### WHAT THIS TASK INVOLVES
Please quote, verbatim, the stretch of the records from their first line through the line containing "list-item[interactable]: 安平産食材の料理、生産者と学生考案 町内レストランで提供".

━━━ DATA EXCERPTS

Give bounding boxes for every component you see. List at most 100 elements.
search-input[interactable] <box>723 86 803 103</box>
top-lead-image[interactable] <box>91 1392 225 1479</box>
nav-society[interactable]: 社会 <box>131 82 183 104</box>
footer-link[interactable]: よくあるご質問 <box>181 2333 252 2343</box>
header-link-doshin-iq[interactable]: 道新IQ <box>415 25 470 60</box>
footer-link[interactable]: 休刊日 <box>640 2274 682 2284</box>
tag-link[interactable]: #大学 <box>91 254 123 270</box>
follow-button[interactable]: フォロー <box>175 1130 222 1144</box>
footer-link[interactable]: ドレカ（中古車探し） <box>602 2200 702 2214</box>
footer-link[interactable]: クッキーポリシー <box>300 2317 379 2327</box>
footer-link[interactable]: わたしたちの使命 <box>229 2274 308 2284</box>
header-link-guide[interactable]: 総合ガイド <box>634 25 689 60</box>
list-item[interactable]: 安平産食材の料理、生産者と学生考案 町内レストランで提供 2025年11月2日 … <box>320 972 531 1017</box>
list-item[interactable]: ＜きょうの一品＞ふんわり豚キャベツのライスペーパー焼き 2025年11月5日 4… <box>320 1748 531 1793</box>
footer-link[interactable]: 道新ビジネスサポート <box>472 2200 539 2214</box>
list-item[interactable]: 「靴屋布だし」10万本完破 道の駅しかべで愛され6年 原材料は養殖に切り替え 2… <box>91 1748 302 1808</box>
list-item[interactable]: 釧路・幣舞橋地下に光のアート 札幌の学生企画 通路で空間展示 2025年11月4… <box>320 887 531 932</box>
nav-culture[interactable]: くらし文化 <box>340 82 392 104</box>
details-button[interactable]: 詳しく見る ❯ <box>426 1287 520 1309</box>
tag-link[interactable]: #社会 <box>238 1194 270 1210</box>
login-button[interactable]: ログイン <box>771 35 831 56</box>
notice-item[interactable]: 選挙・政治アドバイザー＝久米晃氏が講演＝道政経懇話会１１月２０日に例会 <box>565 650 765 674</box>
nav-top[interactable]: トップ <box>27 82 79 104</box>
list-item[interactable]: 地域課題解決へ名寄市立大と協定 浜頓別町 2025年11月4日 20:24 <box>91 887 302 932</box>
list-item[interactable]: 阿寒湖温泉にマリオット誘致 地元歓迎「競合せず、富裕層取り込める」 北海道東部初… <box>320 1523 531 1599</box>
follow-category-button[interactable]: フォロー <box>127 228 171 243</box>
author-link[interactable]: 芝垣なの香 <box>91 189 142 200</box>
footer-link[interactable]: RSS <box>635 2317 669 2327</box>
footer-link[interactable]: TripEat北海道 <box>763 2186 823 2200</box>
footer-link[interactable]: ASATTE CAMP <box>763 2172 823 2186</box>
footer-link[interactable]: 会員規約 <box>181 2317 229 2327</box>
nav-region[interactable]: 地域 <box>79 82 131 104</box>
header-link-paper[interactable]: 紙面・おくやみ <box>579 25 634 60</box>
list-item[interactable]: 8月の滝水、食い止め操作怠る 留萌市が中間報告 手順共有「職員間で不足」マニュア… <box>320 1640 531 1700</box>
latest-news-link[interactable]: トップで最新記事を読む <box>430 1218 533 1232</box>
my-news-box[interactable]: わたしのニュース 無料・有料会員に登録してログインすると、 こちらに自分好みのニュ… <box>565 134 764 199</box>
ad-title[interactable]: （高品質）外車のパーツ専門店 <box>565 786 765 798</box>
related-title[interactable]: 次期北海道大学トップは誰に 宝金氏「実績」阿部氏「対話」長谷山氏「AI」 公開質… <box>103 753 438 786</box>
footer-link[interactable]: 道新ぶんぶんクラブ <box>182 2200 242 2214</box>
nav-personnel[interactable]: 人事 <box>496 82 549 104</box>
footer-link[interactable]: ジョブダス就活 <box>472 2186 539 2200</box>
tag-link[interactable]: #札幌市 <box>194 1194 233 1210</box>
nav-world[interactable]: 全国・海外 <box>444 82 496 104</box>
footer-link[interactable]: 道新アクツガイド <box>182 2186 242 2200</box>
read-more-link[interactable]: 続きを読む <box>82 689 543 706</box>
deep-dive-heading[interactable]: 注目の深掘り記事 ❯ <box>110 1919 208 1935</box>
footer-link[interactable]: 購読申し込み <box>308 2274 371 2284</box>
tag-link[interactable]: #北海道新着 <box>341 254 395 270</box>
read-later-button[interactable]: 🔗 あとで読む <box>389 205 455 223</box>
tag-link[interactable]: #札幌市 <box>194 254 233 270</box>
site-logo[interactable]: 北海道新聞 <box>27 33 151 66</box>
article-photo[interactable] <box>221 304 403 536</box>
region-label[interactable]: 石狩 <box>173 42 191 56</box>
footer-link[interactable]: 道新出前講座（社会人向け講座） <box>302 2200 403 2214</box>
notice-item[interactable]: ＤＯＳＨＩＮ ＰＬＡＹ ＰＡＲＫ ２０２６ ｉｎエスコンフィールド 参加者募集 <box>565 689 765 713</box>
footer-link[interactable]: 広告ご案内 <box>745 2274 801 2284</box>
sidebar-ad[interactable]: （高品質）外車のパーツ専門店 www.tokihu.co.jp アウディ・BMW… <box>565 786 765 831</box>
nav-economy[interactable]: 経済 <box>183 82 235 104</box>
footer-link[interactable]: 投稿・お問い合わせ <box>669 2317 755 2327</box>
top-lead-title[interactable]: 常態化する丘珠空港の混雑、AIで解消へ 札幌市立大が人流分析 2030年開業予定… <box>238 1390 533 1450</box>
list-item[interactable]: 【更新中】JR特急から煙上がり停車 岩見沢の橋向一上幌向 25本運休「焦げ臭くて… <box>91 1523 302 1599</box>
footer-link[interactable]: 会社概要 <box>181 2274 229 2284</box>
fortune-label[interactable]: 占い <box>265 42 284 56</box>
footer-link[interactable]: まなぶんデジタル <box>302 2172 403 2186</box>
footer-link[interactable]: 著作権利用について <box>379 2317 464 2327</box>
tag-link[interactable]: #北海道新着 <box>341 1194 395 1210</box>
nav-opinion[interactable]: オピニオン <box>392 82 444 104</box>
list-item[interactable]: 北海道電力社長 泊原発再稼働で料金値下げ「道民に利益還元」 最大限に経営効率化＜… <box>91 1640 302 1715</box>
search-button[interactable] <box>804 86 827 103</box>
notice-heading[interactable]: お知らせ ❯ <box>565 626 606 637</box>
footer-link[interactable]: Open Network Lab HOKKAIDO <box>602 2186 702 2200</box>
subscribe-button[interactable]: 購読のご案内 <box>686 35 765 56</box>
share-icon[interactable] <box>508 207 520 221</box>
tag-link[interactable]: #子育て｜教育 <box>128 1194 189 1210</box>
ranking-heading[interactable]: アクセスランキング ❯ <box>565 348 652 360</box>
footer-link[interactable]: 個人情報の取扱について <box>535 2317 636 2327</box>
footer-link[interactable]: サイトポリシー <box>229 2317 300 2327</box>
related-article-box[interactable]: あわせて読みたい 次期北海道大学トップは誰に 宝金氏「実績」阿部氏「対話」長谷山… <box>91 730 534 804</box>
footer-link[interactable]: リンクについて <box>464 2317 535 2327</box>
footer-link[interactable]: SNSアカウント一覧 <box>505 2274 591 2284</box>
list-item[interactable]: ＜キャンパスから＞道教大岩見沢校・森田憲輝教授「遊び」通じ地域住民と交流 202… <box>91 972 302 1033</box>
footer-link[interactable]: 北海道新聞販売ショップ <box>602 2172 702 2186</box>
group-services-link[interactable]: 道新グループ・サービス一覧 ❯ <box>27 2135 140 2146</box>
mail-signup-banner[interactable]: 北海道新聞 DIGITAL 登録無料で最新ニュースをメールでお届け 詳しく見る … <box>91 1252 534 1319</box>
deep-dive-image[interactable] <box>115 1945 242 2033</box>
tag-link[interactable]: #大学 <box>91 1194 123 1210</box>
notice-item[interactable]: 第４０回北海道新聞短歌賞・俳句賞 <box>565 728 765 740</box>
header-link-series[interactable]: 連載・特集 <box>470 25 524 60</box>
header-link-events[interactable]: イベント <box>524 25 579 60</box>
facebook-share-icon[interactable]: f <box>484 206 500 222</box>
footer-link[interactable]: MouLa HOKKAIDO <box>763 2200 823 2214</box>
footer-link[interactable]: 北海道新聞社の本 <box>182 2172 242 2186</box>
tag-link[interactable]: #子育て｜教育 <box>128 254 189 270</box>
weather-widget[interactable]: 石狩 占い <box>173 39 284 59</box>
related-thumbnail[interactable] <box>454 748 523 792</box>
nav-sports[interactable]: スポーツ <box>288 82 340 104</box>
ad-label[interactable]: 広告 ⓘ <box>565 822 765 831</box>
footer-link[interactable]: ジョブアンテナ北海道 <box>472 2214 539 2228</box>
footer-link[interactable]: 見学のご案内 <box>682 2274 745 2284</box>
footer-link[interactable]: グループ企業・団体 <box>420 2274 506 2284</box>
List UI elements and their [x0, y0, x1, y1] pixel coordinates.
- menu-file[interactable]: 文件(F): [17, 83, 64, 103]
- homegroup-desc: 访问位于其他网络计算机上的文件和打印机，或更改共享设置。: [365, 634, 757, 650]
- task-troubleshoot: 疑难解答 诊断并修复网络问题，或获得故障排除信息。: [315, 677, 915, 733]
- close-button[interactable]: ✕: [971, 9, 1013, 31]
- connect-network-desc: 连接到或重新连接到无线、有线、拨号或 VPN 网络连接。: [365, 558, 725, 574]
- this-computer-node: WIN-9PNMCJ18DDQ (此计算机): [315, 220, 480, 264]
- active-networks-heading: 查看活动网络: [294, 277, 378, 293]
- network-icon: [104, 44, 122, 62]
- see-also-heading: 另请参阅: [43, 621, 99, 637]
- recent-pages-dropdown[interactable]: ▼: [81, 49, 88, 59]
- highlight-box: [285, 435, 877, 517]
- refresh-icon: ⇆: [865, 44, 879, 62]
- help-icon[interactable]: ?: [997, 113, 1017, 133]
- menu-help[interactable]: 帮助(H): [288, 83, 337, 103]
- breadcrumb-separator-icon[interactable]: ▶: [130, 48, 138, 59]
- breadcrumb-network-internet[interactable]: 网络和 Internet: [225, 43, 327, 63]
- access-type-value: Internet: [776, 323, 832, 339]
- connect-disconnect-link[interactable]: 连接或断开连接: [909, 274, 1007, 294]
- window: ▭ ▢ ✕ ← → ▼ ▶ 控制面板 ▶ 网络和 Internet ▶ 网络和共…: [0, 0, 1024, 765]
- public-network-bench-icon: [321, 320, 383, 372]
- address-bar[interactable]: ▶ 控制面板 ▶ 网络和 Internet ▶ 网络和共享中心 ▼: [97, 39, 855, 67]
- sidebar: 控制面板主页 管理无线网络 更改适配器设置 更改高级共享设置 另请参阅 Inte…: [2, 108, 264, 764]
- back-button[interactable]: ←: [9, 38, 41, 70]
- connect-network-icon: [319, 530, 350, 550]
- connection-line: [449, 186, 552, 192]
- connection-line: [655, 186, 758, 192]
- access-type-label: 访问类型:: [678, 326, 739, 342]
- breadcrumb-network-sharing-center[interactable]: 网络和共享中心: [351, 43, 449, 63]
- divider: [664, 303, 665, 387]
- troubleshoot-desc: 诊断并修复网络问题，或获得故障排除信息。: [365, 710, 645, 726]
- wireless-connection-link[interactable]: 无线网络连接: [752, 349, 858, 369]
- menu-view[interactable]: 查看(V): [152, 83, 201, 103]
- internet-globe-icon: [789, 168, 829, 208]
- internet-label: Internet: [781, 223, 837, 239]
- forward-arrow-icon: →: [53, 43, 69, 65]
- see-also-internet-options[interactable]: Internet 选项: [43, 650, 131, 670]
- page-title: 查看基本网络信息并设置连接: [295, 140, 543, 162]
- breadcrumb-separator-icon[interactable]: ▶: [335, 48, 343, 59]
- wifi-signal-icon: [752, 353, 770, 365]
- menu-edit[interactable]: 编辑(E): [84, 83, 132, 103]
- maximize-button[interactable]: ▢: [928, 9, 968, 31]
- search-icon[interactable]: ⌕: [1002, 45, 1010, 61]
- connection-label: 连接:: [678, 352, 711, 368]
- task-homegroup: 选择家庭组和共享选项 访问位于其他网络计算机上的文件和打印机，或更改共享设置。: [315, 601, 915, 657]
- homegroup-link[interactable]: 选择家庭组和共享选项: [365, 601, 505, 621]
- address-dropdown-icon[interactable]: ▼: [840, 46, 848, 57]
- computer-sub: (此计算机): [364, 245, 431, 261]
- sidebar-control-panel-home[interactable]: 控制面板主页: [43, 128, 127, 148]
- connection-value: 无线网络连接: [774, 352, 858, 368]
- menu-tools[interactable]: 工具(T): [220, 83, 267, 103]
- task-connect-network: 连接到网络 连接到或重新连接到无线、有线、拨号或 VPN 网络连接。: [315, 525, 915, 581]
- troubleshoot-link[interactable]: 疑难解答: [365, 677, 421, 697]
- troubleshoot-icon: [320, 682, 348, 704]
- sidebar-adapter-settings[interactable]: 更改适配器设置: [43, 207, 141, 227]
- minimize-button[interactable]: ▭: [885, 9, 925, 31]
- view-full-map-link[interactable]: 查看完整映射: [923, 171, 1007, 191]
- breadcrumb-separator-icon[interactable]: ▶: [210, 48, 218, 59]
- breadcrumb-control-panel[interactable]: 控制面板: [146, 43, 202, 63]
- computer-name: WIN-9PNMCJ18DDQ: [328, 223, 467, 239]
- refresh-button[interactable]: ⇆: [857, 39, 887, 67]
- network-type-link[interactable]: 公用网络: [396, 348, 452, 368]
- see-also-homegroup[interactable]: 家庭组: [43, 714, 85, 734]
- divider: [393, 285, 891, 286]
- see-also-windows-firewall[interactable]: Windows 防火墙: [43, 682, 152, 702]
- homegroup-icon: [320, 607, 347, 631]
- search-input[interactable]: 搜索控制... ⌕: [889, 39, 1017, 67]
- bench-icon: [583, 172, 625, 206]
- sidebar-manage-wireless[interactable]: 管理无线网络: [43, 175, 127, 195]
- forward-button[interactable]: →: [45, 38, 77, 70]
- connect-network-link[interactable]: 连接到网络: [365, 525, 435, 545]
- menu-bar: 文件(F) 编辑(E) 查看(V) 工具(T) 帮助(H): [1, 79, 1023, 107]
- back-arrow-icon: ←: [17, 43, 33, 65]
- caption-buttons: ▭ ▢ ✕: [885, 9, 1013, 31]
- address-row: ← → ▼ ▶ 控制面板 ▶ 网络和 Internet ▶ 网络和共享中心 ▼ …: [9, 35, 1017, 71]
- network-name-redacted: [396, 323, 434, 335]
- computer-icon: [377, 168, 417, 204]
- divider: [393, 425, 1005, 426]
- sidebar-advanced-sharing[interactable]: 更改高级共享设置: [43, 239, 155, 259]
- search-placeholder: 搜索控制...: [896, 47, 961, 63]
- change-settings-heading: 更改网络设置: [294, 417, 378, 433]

━━━━━━

### FULL ANSWER
Give bounding boxes for every component you see. List at most 100 elements.
search-input[interactable] <box>723 86 803 103</box>
top-lead-image[interactable] <box>91 1392 225 1479</box>
nav-society[interactable]: 社会 <box>131 82 183 104</box>
footer-link[interactable]: よくあるご質問 <box>181 2333 252 2343</box>
header-link-doshin-iq[interactable]: 道新IQ <box>415 25 470 60</box>
footer-link[interactable]: 休刊日 <box>640 2274 682 2284</box>
tag-link[interactable]: #大学 <box>91 254 123 270</box>
follow-button[interactable]: フォロー <box>175 1130 222 1144</box>
footer-link[interactable]: ドレカ（中古車探し） <box>602 2200 702 2214</box>
footer-link[interactable]: クッキーポリシー <box>300 2317 379 2327</box>
footer-link[interactable]: わたしたちの使命 <box>229 2274 308 2284</box>
header-link-guide[interactable]: 総合ガイド <box>634 25 689 60</box>
list-item[interactable]: 安平産食材の料理、生産者と学生考案 町内レストランで提供 2025年11月2日 … <box>320 972 531 1017</box>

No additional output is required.